# Stored data entries
* * * *

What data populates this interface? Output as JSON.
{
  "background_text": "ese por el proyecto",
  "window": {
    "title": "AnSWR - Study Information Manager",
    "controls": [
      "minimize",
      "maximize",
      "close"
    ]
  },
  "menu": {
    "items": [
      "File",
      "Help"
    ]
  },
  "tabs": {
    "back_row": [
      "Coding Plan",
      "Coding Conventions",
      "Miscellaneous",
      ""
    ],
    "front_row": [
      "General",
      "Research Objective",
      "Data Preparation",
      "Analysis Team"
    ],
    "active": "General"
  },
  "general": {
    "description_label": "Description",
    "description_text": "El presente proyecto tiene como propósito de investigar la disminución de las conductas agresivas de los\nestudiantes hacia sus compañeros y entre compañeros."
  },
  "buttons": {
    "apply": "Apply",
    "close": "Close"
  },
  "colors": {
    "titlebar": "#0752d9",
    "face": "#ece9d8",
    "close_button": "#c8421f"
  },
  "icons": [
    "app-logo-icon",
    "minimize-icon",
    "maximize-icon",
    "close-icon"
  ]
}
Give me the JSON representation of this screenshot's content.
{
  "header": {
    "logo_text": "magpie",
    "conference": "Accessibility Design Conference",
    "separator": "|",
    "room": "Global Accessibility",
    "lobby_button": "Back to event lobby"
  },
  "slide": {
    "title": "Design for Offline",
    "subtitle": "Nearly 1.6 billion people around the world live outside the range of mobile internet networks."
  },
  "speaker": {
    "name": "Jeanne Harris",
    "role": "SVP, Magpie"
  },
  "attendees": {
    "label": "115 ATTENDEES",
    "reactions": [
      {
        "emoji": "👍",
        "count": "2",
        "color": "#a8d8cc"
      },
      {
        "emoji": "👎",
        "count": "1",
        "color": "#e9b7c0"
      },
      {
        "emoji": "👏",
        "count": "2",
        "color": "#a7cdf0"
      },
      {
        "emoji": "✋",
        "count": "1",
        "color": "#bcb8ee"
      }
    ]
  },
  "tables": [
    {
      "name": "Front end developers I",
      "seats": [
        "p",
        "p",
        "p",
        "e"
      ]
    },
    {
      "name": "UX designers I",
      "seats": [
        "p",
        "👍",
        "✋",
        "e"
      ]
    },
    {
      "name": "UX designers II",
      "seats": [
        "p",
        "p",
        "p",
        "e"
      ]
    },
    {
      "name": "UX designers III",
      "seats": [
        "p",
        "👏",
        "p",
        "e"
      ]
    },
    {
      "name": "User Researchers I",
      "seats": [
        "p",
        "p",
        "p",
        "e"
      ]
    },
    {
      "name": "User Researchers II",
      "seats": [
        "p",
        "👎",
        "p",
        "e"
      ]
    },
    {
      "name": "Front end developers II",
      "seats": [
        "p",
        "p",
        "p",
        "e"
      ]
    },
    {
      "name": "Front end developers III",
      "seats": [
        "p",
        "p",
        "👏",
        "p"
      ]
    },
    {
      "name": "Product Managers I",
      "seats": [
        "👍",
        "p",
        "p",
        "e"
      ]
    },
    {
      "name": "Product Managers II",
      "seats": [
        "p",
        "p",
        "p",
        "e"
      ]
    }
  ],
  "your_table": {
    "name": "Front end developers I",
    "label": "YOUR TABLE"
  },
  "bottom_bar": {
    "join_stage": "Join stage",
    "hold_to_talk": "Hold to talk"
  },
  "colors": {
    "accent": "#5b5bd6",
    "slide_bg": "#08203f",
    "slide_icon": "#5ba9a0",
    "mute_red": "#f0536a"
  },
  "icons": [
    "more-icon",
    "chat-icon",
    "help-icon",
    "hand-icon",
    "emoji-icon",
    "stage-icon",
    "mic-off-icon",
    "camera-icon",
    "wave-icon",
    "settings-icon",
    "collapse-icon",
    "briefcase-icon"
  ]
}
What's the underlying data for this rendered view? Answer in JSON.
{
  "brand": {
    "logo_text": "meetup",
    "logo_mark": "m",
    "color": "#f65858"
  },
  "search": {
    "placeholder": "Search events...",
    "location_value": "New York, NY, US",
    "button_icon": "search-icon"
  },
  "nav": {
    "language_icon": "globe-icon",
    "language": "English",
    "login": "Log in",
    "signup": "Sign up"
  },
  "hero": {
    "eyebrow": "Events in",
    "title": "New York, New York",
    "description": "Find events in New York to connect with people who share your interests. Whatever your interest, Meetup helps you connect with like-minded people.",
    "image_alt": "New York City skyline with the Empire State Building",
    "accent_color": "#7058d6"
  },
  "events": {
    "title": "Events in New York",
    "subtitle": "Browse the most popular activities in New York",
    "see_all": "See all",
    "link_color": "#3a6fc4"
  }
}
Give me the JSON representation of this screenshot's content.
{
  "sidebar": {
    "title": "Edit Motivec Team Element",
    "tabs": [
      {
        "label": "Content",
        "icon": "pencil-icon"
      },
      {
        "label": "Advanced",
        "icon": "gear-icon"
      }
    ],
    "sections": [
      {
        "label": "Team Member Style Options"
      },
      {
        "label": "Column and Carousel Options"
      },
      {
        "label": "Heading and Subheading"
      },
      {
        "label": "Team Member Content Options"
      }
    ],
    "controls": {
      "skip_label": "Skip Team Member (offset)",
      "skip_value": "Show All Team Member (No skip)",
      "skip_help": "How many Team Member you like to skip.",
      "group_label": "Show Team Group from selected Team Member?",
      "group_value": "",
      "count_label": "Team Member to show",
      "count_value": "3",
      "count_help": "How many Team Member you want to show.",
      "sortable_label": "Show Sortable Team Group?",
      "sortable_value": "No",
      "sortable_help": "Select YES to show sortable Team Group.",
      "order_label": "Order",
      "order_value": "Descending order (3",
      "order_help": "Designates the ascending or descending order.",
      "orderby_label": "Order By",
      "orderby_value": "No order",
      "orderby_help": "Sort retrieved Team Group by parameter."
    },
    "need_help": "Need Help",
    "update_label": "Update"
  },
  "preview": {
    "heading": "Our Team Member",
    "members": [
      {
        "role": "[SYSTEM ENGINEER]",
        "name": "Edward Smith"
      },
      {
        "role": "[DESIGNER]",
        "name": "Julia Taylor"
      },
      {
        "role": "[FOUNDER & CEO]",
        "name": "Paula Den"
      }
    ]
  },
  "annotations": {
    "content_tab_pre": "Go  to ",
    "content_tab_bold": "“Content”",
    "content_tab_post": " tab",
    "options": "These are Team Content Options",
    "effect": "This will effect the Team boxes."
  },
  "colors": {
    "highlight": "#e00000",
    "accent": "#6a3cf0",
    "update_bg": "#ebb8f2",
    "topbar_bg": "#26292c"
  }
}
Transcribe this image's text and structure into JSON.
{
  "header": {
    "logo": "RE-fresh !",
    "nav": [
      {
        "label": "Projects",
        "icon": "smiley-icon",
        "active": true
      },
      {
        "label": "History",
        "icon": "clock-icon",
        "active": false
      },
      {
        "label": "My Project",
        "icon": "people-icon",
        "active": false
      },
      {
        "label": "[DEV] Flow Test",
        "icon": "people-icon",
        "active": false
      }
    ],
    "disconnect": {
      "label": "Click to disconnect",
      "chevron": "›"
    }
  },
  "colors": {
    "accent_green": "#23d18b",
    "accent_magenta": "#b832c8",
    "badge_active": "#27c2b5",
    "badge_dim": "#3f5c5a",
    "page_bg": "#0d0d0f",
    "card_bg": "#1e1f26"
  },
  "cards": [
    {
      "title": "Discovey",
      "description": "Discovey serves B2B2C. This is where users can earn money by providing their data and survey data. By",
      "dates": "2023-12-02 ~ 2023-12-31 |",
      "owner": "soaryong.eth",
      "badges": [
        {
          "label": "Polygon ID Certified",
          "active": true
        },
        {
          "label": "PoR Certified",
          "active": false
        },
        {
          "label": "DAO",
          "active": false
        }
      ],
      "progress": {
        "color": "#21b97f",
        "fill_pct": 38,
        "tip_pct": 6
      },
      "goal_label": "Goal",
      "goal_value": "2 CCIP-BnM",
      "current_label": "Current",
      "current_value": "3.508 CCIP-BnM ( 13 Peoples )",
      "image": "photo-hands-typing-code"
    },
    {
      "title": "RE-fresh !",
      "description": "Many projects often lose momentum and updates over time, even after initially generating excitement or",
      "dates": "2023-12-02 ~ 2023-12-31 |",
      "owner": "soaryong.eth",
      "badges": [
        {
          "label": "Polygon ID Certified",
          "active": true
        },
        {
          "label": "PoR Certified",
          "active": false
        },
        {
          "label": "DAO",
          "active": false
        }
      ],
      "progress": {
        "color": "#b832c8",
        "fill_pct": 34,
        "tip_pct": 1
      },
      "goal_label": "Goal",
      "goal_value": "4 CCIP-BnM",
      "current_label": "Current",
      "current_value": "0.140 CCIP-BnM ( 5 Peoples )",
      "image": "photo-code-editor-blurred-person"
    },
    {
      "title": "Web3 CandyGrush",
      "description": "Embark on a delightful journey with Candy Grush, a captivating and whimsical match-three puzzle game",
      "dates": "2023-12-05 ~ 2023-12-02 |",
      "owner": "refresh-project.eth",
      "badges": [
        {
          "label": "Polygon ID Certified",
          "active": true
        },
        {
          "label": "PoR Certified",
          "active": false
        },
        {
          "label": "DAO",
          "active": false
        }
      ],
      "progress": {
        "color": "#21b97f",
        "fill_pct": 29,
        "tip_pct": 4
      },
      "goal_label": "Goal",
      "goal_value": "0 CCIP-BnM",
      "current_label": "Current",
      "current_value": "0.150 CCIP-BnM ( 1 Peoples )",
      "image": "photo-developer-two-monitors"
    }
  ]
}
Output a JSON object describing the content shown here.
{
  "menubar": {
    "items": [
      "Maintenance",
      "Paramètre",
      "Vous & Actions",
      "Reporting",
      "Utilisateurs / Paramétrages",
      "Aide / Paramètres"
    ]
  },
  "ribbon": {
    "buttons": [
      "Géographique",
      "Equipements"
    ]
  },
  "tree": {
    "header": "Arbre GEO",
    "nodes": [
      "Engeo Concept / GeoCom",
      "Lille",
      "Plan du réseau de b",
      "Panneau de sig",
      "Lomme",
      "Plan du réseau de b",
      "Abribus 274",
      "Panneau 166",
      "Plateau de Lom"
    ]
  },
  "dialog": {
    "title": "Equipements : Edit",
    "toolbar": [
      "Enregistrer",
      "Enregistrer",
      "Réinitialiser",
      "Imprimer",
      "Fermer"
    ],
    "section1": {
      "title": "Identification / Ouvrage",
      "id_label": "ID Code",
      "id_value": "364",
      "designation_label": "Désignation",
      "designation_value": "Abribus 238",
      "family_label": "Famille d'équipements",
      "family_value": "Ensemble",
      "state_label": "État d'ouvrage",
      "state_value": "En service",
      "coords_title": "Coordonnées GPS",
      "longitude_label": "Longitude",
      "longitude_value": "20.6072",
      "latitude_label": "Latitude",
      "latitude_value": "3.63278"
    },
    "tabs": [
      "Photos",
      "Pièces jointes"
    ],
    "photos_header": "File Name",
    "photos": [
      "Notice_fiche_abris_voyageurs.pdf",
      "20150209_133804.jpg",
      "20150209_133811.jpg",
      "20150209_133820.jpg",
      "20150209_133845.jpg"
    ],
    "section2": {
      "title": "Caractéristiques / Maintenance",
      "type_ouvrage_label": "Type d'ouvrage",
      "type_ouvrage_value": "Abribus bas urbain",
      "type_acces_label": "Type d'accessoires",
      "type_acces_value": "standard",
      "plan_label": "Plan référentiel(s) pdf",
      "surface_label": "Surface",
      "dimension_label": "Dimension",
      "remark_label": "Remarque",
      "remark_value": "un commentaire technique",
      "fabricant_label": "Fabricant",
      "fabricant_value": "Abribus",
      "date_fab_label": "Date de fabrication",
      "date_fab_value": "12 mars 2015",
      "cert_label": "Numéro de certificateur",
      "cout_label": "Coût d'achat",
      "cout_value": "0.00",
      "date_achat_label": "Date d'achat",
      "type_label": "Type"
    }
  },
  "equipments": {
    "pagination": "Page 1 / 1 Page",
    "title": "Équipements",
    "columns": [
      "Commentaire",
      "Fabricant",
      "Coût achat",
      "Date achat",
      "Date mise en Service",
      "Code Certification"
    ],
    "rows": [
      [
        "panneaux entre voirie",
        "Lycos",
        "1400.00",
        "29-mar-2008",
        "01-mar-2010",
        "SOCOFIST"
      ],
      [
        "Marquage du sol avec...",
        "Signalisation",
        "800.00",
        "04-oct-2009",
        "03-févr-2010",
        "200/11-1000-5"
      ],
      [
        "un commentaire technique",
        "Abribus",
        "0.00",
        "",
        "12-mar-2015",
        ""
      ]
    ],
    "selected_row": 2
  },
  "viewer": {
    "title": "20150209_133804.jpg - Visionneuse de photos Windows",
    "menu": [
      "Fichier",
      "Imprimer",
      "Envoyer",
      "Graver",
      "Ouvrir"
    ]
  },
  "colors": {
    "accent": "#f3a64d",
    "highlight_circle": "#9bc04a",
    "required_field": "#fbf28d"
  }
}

* * * *

Extract, from the material above, each line holding the word "Plan".

# Expected answer
      "Coding Plan",
      "Plan du réseau de b",
      "Plan du réseau de b",
      "plan_label": "Plan référentiel(s) pdf",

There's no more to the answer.